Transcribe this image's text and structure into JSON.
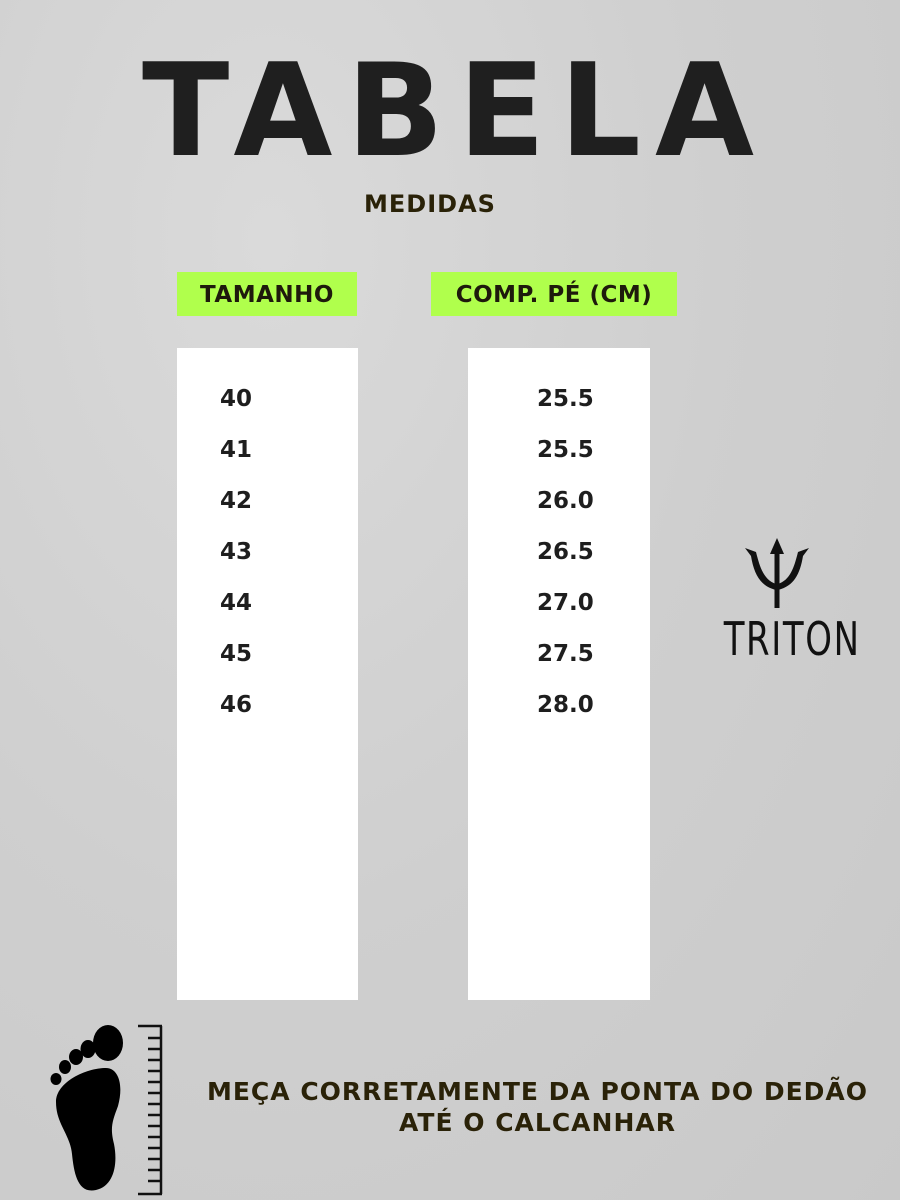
{
  "title": "TABELA",
  "subtitle": "MEDIDAS",
  "headers": {
    "size": "TAMANHO",
    "length": "COMP. PÉ (CM)"
  },
  "rows": [
    {
      "size": "40",
      "length": "25.5"
    },
    {
      "size": "41",
      "length": "25.5"
    },
    {
      "size": "42",
      "length": "26.0"
    },
    {
      "size": "43",
      "length": "26.5"
    },
    {
      "size": "44",
      "length": "27.0"
    },
    {
      "size": "45",
      "length": "27.5"
    },
    {
      "size": "46",
      "length": "28.0"
    }
  ],
  "brand": {
    "name": "TRITON",
    "icon": "trident-icon"
  },
  "instruction": {
    "line1": "MEÇA CORRETAMENTE DA PONTA DO DEDÃO",
    "line2": "ATÉ O CALCANHAR"
  },
  "icons": {
    "foot": "footprint-icon",
    "ruler": "ruler-icon"
  },
  "colors": {
    "header_highlight": "#b0ff4c",
    "text": "#1e1a0c"
  }
}
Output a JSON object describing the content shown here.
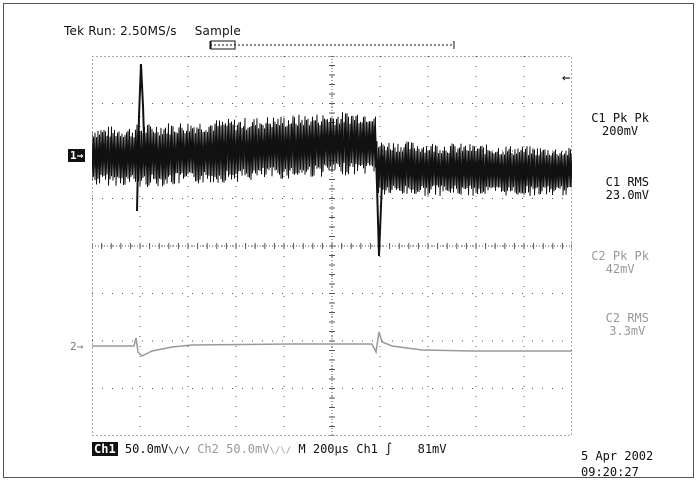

********************

◆ The task
Go through the listing above and list every line that has the word "size".

◆ Solution for this exercise
    "size": "TAMANHO",
      "size": "40",
      "size": "41",
      "size": "42",
      "size": "43",
      "size": "44",
      "size": "45",
      "size": "46",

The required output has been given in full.